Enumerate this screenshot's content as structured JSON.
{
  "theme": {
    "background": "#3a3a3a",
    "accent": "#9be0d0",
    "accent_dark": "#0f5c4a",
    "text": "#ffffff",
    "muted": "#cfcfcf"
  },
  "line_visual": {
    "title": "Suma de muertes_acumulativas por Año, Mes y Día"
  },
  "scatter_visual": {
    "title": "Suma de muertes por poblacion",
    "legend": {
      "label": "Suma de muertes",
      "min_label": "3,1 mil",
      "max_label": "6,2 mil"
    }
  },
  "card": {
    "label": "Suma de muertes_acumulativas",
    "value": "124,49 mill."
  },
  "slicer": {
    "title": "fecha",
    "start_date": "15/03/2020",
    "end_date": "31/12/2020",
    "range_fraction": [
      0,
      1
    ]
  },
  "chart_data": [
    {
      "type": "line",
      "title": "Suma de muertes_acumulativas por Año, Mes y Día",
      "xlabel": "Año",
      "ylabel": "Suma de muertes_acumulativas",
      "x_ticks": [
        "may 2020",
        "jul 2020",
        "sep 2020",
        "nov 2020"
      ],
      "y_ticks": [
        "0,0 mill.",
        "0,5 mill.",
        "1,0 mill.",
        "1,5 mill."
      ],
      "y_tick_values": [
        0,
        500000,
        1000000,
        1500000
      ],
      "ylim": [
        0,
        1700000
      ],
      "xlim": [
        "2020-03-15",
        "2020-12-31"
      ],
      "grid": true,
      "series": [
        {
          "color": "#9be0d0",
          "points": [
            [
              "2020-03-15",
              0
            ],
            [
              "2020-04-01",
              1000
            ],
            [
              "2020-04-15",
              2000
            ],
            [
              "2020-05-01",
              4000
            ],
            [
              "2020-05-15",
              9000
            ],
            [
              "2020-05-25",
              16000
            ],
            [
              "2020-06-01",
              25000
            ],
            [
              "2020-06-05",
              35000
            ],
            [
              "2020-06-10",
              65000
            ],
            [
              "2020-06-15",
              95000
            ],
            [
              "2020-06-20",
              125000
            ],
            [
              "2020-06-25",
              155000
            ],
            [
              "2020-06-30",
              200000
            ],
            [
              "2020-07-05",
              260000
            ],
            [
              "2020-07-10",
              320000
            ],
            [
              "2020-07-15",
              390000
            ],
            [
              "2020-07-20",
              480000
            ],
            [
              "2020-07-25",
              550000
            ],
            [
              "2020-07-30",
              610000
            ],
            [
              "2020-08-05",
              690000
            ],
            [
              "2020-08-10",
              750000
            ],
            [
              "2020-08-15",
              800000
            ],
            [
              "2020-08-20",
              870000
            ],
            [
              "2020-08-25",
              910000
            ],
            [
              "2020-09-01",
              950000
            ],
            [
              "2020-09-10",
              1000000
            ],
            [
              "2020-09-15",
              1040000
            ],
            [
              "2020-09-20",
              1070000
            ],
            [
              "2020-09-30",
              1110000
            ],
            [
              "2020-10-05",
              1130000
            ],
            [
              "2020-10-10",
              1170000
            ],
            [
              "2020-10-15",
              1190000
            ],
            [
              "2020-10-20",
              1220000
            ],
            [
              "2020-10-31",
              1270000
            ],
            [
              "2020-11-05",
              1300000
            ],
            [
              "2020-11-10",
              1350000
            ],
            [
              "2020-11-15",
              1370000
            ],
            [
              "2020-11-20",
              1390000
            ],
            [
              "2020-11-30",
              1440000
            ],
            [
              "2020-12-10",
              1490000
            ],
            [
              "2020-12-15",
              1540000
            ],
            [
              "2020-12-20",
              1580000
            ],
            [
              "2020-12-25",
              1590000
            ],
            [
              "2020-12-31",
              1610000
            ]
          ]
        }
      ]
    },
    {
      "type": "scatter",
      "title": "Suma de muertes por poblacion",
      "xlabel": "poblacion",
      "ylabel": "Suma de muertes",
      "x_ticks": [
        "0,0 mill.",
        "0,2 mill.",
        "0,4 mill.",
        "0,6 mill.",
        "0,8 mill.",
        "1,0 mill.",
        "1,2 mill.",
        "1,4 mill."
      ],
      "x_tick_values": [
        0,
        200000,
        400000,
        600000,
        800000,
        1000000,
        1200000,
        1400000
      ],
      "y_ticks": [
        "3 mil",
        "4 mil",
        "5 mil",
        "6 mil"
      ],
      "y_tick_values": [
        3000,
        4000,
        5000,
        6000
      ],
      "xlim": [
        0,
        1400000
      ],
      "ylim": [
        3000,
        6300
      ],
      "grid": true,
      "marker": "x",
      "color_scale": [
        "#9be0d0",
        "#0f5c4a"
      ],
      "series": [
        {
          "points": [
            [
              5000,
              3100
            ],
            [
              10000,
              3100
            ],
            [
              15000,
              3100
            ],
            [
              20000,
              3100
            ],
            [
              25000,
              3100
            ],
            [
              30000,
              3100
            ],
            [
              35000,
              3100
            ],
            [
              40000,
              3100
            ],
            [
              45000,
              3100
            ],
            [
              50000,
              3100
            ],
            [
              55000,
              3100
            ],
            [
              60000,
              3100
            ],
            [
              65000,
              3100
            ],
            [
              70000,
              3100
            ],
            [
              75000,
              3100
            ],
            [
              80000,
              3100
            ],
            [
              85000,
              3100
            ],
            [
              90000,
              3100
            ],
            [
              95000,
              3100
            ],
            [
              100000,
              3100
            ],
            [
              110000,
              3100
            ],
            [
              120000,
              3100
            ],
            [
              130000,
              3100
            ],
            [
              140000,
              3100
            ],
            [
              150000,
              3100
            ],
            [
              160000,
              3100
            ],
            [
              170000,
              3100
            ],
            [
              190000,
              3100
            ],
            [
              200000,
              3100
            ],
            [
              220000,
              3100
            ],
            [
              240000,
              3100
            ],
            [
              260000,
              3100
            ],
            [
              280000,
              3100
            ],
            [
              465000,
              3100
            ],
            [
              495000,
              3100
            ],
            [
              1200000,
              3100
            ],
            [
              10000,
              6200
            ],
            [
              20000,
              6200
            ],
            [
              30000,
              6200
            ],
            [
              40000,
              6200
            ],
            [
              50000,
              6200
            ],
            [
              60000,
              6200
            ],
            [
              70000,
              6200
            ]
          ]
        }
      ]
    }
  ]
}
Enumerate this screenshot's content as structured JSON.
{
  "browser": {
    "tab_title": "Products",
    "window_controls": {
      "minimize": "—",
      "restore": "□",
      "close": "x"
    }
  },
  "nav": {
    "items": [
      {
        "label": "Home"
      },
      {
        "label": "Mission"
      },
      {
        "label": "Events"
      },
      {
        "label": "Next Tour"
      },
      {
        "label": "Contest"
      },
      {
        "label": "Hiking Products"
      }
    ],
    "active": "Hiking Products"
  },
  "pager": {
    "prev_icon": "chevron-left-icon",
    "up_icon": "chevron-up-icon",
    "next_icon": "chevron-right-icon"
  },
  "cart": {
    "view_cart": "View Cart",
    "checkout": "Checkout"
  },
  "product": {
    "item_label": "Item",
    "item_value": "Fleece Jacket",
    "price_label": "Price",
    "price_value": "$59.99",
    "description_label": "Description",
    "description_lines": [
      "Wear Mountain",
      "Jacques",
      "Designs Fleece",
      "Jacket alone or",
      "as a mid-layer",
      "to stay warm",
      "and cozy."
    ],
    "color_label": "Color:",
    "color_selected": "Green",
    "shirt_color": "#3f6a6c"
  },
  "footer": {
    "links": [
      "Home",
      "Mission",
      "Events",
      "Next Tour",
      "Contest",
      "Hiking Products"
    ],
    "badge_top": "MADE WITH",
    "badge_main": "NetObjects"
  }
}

==============================

Every entry must be quoted exactly as it appears above.

Enumerate this screenshot's content as structured JSON.
{
  "theme": {
    "background": "#3a3a3a",
    "accent": "#9be0d0",
    "accent_dark": "#0f5c4a",
    "text": "#ffffff",
    "muted": "#cfcfcf"
  },
  "line_visual": {
    "title": "Suma de muertes_acumulativas por Año, Mes y Día"
  },
  "scatter_visual": {
    "title": "Suma de muertes por poblacion",
    "legend": {
      "label": "Suma de muertes",
      "min_label": "3,1 mil",
      "max_label": "6,2 mil"
    }
  },
  "card": {
    "label": "Suma de muertes_acumulativas",
    "value": "124,49 mill."
  },
  "slicer": {
    "title": "fecha",
    "start_date": "15/03/2020",
    "end_date": "31/12/2020",
    "range_fraction": [
      0,
      1
    ]
  },
  "chart_data": [
    {
      "type": "line",
      "title": "Suma de muertes_acumulativas por Año, Mes y Día",
      "xlabel": "Año",
      "ylabel": "Suma de muertes_acumulativas",
      "x_ticks": [
        "may 2020",
        "jul 2020",
        "sep 2020",
        "nov 2020"
      ],
      "y_ticks": [
        "0,0 mill.",
        "0,5 mill.",
        "1,0 mill.",
        "1,5 mill."
      ],
      "y_tick_values": [
        0,
        500000,
        1000000,
        1500000
      ],
      "ylim": [
        0,
        1700000
      ],
      "xlim": [
        "2020-03-15",
        "2020-12-31"
      ],
      "grid": true,
      "series": [
        {
          "color": "#9be0d0",
          "points": [
            [
              "2020-03-15",
              0
            ],
            [
              "2020-04-01",
              1000
            ],
            [
              "2020-04-15",
              2000
            ],
            [
              "2020-05-01",
              4000
            ],
            [
              "2020-05-15",
              9000
            ],
            [
              "2020-05-25",
              16000
            ],
            [
              "2020-06-01",
              25000
            ],
            [
              "2020-06-05",
              35000
            ],
            [
              "2020-06-10",
              65000
            ],
            [
              "2020-06-15",
              95000
            ],
            [
              "2020-06-20",
              125000
            ],
            [
              "2020-06-25",
              155000
            ],
            [
              "2020-06-30",
              200000
            ],
            [
              "2020-07-05",
              260000
            ],
            [
              "2020-07-10",
              320000
            ],
            [
              "2020-07-15",
              390000
            ],
            [
              "2020-07-20",
              480000
            ],
            [
              "2020-07-25",
              550000
            ],
            [
              "2020-07-30",
              610000
            ],
            [
              "2020-08-05",
              690000
            ],
            [
              "2020-08-10",
              750000
            ],
            [
              "2020-08-15",
              800000
            ],
            [
              "2020-08-20",
              870000
            ],
            [
              "2020-08-25",
              910000
            ],
            [
              "2020-09-01",
              950000
            ],
            [
              "2020-09-10",
              1000000
            ],
            [
              "2020-09-15",
              1040000
            ],
            [
              "2020-09-20",
              1070000
            ],
            [
              "2020-09-30",
              1110000
            ],
            [
              "2020-10-05",
              1130000
            ],
            [
              "2020-10-10",
              1170000
            ],
            [
              "2020-10-15",
              1190000
            ],
            [
              "2020-10-20",
              1220000
            ],
            [
              "2020-10-31",
              1270000
            ],
            [
              "2020-11-05",
              1300000
            ],
            [
              "2020-11-10",
              1350000
            ],
            [
              "2020-11-15",
              1370000
            ],
            [
              "2020-11-20",
              1390000
            ],
            [
              "2020-11-30",
              1440000
            ],
            [
              "2020-12-10",
              1490000
            ],
            [
              "2020-12-15",
              1540000
            ],
            [
              "2020-12-20",
              1580000
            ],
            [
              "2020-12-25",
              1590000
            ],
            [
              "2020-12-31",
              1610000
            ]
          ]
        }
      ]
    },
    {
      "type": "scatter",
      "title": "Suma de muertes por poblacion",
      "xlabel": "poblacion",
      "ylabel": "Suma de muertes",
      "x_ticks": [
        "0,0 mill.",
        "0,2 mill.",
        "0,4 mill.",
        "0,6 mill.",
        "0,8 mill.",
        "1,0 mill.",
        "1,2 mill.",
        "1,4 mill."
      ],
      "x_tick_values": [
        0,
        200000,
        400000,
        600000,
        800000,
        1000000,
        1200000,
        1400000
      ],
      "y_ticks": [
        "3 mil",
        "4 mil",
        "5 mil",
        "6 mil"
      ],
      "y_tick_values": [
        3000,
        4000,
        5000,
        6000
      ],
      "xlim": [
        0,
        1400000
      ],
      "ylim": [
        3000,
        6300
      ],
      "grid": true,
      "marker": "x",
      "color_scale": [
        "#9be0d0",
        "#0f5c4a"
      ],
      "series": [
        {
          "points": [
            [
              5000,
              3100
            ],
            [
              10000,
              3100
            ],
            [
              15000,
              3100
            ],
            [
              20000,
              3100
            ],
            [
              25000,
              3100
            ],
            [
              30000,
              3100
            ],
            [
              35000,
              3100
            ],
            [
              40000,
              3100
            ],
            [
              45000,
              3100
            ],
            [
              50000,
              3100
            ],
            [
              55000,
              3100
            ],
            [
              60000,
              3100
            ],
            [
              65000,
              3100
            ],
            [
              70000,
              3100
            ],
            [
              75000,
              3100
            ],
            [
              80000,
              3100
            ],
            [
              85000,
              3100
            ],
            [
              90000,
              3100
            ],
            [
              95000,
              3100
            ],
            [
              100000,
              3100
            ],
            [
              110000,
              3100
            ],
            [
              120000,
              3100
            ],
            [
              130000,
              3100
            ],
            [
              140000,
              3100
            ],
            [
              150000,
              3100
            ],
            [
              160000,
              3100
            ],
            [
              170000,
              3100
            ],
            [
              190000,
              3100
            ],
            [
              200000,
              3100
            ],
            [
              220000,
              3100
            ],
            [
              240000,
              3100
            ],
            [
              260000,
              3100
            ],
            [
              280000,
              3100
            ],
            [
              465000,
              3100
            ],
            [
              495000,
              3100
            ],
            [
              1200000,
              3100
            ],
            [
              10000,
              6200
            ],
            [
              20000,
              6200
            ],
            [
              30000,
              6200
            ],
            [
              40000,
              6200
            ],
            [
              50000,
              6200
            ],
            [
              60000,
              6200
            ],
            [
              70000,
              6200
            ]
          ]
        }
      ]
    }
  ]
}
Enumerate this screenshot's content as structured JSON.
{
  "browser": {
    "tab_title": "Products",
    "window_controls": {
      "minimize": "—",
      "restore": "□",
      "close": "x"
    }
  },
  "nav": {
    "items": [
      {
        "label": "Home"
      },
      {
        "label": "Mission"
      },
      {
        "label": "Events"
      },
      {
        "label": "Next Tour"
      },
      {
        "label": "Contest"
      },
      {
        "label": "Hiking Products"
      }
    ],
    "active": "Hiking Products"
  },
  "pager": {
    "prev_icon": "chevron-left-icon",
    "up_icon": "chevron-up-icon",
    "next_icon": "chevron-right-icon"
  },
  "cart": {
    "view_cart": "View Cart",
    "checkout": "Checkout"
  },
  "product": {
    "item_label": "Item",
    "item_value": "Fleece Jacket",
    "price_label": "Price",
    "price_value": "$59.99",
    "description_label": "Description",
    "description_lines": [
      "Wear Mountain",
      "Jacques",
      "Designs Fleece",
      "Jacket alone or",
      "as a mid-layer",
      "to stay warm",
      "and cozy."
    ],
    "color_label": "Color:",
    "color_selected": "Green",
    "shirt_color": "#3f6a6c"
  },
  "footer": {
    "links": [
      "Home",
      "Mission",
      "Events",
      "Next Tour",
      "Contest",
      "Hiking Products"
    ],
    "badge_top": "MADE WITH",
    "badge_main": "NetObjects"
  }
}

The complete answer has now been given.